Begin Provided records

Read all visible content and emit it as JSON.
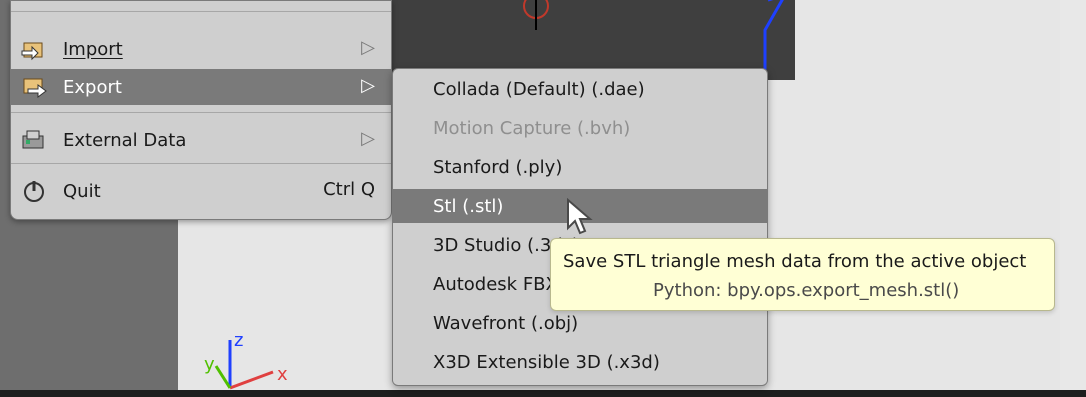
{
  "main_menu": {
    "items": [
      {
        "label": "Import",
        "arrow": "▷",
        "icon": "import-icon"
      },
      {
        "label": "Export",
        "arrow": "▷",
        "icon": "export-icon",
        "selected": true
      },
      {
        "label": "External Data",
        "arrow": "▷",
        "icon": "external-data-icon"
      },
      {
        "label": "Quit",
        "shortcut": "Ctrl Q",
        "icon": "power-icon"
      }
    ]
  },
  "export_menu": {
    "items": [
      {
        "label": "Collada (Default) (.dae)"
      },
      {
        "label": "Motion Capture (.bvh)",
        "disabled": true
      },
      {
        "label": "Stanford (.ply)"
      },
      {
        "label": "Stl (.stl)",
        "selected": true
      },
      {
        "label": "3D Studio (.3ds)"
      },
      {
        "label": "Autodesk FBX (.fbx)"
      },
      {
        "label": "Wavefront (.obj)"
      },
      {
        "label": "X3D Extensible 3D (.x3d)"
      }
    ]
  },
  "tooltip": {
    "title": "Save STL triangle mesh data from the active object",
    "python": "Python: bpy.ops.export_mesh.stl()"
  },
  "axes": {
    "x": "x",
    "y": "y",
    "z": "z"
  },
  "colors": {
    "menu_bg": "#cfcfcf",
    "menu_selected": "#7a7a7a",
    "tooltip_bg": "#ffffd5",
    "axis_x": "#e04040",
    "axis_y": "#50c000",
    "axis_z": "#2040ff"
  }
}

End Provided records

Task directions: Every record must be copied exactly, with the pictures left out.

Correct result:
Read all visible content and emit it as JSON.
{
  "main_menu": {
    "items": [
      {
        "label": "Import",
        "arrow": "▷",
        "icon": "import-icon"
      },
      {
        "label": "Export",
        "arrow": "▷",
        "icon": "export-icon",
        "selected": true
      },
      {
        "label": "External Data",
        "arrow": "▷",
        "icon": "external-data-icon"
      },
      {
        "label": "Quit",
        "shortcut": "Ctrl Q",
        "icon": "power-icon"
      }
    ]
  },
  "export_menu": {
    "items": [
      {
        "label": "Collada (Default) (.dae)"
      },
      {
        "label": "Motion Capture (.bvh)",
        "disabled": true
      },
      {
        "label": "Stanford (.ply)"
      },
      {
        "label": "Stl (.stl)",
        "selected": true
      },
      {
        "label": "3D Studio (.3ds)"
      },
      {
        "label": "Autodesk FBX (.fbx)"
      },
      {
        "label": "Wavefront (.obj)"
      },
      {
        "label": "X3D Extensible 3D (.x3d)"
      }
    ]
  },
  "tooltip": {
    "title": "Save STL triangle mesh data from the active object",
    "python": "Python: bpy.ops.export_mesh.stl()"
  },
  "axes": {
    "x": "x",
    "y": "y",
    "z": "z"
  },
  "colors": {
    "menu_bg": "#cfcfcf",
    "menu_selected": "#7a7a7a",
    "tooltip_bg": "#ffffd5",
    "axis_x": "#e04040",
    "axis_y": "#50c000",
    "axis_z": "#2040ff"
  }
}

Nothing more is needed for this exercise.